A block of data:
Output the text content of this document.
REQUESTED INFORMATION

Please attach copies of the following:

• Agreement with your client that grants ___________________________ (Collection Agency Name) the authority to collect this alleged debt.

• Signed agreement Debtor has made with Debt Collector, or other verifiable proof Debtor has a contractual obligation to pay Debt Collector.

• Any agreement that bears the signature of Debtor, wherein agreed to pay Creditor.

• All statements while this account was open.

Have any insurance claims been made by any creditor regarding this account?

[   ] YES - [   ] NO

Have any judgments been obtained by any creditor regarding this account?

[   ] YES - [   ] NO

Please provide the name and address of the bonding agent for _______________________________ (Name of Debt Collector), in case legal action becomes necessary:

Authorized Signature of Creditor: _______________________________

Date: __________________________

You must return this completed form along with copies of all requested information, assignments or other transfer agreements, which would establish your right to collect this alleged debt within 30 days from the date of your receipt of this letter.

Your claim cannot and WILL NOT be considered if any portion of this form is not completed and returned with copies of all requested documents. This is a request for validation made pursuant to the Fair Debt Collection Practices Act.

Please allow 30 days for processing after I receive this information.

WORK REQUIRED: Search the lines for the string "Debtor" and copy every line that has it.

WRITTEN SOLUTION:
• Signed agreement Debtor has made with Debt Collector, or other verifiable proof Debtor has a contractual obligation to pay Debt Collector.
• Any agreement that bears the signature of Debtor, wherein agreed to pay Creditor.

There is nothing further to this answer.